→ **What the task asks**: Identify the lines that contain the string "Growth", then copy each of them.

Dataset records
---------------

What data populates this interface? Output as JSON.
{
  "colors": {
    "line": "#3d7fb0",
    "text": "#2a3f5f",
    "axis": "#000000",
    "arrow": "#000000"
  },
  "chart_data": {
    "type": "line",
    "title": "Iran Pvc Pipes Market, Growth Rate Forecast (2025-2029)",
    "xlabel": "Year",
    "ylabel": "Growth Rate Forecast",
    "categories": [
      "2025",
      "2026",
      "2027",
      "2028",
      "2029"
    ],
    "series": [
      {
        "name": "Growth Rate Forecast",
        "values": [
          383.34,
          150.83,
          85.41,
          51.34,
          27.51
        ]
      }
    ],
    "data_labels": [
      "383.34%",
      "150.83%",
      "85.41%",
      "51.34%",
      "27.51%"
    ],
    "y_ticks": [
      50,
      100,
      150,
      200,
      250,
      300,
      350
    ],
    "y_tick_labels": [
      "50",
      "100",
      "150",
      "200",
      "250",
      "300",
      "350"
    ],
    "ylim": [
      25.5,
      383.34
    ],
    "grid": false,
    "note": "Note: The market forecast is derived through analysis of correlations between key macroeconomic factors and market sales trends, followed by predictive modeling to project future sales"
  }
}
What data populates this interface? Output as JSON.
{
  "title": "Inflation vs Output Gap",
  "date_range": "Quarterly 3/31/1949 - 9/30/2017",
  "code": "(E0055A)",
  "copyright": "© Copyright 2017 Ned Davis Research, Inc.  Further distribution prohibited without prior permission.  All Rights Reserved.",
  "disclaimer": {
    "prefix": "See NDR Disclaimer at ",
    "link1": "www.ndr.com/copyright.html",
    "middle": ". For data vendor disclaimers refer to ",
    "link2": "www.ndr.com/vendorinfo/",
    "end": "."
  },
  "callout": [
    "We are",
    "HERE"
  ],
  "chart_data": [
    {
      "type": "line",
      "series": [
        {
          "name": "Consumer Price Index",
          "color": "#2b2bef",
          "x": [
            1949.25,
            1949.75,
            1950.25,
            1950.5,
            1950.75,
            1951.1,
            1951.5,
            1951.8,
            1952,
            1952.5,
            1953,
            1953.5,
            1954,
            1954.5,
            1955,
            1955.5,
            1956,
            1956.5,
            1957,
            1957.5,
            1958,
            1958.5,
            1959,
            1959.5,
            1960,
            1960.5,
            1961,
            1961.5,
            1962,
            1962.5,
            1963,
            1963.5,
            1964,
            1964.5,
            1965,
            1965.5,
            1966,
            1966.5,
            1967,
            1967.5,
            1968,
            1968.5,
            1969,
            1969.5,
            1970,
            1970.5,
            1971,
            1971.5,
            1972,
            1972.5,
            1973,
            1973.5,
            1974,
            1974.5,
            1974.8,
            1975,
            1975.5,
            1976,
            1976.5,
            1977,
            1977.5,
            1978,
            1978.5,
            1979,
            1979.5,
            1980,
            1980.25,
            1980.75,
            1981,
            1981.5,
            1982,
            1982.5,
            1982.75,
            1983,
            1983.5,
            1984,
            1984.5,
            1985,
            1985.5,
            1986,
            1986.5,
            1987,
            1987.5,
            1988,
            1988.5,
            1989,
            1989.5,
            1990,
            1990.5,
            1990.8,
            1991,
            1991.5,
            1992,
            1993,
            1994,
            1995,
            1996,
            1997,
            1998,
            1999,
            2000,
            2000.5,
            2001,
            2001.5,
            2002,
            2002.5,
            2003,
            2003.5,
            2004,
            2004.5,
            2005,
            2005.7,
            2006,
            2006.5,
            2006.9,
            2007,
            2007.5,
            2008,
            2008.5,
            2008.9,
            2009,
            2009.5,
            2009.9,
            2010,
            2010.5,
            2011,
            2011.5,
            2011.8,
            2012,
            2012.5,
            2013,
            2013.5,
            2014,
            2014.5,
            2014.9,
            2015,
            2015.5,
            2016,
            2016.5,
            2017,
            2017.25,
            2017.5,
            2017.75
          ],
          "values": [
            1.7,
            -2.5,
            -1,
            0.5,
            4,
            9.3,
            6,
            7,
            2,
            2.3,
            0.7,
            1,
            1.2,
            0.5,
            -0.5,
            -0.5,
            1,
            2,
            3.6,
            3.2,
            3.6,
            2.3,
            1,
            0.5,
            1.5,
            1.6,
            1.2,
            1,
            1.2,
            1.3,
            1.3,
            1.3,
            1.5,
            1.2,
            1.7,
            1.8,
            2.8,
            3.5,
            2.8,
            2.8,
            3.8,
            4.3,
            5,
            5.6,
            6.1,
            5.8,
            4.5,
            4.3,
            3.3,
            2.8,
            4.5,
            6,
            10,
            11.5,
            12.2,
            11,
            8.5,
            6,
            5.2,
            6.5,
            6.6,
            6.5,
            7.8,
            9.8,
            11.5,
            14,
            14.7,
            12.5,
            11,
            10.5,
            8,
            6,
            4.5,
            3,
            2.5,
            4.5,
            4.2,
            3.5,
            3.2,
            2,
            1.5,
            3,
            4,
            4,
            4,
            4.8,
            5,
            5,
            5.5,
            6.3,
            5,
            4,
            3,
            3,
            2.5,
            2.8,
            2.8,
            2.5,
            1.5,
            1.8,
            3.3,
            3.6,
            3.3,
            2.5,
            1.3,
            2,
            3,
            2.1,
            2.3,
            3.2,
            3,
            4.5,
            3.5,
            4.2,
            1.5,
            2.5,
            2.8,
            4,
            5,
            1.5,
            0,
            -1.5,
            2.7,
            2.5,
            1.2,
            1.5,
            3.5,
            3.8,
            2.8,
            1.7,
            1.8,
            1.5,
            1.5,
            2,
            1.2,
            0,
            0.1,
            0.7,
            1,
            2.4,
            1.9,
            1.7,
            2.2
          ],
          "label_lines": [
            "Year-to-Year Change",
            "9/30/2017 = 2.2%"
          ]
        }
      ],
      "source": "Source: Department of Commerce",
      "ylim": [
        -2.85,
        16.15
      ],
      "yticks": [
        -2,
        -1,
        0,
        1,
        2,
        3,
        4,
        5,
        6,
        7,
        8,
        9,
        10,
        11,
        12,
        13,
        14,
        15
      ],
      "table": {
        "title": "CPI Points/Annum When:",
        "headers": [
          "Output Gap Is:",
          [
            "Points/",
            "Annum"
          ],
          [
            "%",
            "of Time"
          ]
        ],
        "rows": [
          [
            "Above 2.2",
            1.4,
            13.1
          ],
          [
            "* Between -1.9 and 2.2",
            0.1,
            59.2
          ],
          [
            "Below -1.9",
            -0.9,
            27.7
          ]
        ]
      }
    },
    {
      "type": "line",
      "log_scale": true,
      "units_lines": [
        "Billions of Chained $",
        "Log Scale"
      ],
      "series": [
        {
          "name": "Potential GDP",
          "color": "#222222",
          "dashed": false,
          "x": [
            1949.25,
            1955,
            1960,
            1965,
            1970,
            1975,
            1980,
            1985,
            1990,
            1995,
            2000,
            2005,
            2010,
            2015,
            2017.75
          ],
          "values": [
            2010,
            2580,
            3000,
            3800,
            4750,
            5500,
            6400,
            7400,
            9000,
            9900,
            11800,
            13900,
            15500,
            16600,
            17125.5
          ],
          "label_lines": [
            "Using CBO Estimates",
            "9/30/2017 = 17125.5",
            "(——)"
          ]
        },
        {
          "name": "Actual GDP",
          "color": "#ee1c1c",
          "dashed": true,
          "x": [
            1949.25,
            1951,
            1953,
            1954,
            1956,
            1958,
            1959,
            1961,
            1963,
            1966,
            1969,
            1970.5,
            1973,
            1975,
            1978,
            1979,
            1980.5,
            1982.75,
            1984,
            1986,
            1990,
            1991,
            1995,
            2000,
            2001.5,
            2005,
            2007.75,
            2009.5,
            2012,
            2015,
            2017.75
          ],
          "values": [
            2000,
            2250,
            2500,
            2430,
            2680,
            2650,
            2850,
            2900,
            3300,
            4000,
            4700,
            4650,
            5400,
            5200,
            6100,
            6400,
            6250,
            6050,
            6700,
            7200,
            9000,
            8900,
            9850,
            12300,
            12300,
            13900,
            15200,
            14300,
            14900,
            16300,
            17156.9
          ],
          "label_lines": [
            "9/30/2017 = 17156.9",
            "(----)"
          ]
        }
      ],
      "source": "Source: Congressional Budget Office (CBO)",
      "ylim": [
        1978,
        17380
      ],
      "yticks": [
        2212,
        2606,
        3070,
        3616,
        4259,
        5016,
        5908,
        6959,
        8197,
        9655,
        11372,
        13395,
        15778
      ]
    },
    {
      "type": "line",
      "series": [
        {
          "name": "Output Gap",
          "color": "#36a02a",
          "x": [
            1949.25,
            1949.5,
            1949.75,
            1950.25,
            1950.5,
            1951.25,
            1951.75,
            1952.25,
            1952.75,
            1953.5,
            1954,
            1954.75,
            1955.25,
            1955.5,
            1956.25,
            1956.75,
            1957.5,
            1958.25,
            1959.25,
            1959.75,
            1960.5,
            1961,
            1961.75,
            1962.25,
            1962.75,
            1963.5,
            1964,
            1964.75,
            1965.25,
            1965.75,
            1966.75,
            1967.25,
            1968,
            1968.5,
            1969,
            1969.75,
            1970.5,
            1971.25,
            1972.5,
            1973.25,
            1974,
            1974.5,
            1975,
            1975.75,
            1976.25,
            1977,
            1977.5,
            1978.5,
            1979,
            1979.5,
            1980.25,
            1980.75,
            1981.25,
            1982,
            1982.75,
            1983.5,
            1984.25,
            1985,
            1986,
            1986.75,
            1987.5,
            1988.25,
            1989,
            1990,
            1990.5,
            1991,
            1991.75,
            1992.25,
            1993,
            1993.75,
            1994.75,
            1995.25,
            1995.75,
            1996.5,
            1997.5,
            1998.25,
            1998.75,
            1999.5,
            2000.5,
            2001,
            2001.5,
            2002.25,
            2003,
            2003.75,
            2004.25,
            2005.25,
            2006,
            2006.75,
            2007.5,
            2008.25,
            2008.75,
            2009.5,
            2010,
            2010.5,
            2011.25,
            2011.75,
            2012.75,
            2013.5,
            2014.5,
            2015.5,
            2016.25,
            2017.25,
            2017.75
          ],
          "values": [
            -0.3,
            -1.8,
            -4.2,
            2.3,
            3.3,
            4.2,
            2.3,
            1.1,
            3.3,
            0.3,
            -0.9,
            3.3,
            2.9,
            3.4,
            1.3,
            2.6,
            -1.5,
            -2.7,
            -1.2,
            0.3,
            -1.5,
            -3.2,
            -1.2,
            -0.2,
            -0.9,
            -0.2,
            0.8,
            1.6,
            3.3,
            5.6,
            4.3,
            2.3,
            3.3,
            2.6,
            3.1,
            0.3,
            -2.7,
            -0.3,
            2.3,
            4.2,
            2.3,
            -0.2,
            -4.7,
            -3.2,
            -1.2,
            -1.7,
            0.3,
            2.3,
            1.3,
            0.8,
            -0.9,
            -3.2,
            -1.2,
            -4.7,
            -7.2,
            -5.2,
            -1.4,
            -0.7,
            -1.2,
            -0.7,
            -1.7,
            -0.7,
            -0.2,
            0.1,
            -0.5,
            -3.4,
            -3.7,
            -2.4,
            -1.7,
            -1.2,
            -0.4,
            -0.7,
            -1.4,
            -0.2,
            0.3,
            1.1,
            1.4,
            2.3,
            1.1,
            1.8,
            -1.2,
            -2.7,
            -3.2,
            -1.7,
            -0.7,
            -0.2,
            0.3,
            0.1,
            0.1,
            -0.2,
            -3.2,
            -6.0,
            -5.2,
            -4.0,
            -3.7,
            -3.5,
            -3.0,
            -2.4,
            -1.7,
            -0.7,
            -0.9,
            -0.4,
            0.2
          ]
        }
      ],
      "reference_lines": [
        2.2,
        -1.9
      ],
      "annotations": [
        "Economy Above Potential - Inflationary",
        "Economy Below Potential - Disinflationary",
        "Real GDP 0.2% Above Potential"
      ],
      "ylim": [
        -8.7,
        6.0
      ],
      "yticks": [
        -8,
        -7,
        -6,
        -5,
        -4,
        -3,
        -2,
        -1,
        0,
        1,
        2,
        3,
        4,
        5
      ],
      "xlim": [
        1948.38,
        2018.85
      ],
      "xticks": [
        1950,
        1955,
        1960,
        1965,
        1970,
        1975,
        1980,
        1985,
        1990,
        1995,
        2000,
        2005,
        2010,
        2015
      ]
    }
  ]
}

---------------

→ **Expected answer**:
    "title": "Iran Pvc Pipes Market, Growth Rate Forecast (2025-2029)",
    "ylabel": "Growth Rate Forecast",
        "name": "Growth Rate Forecast",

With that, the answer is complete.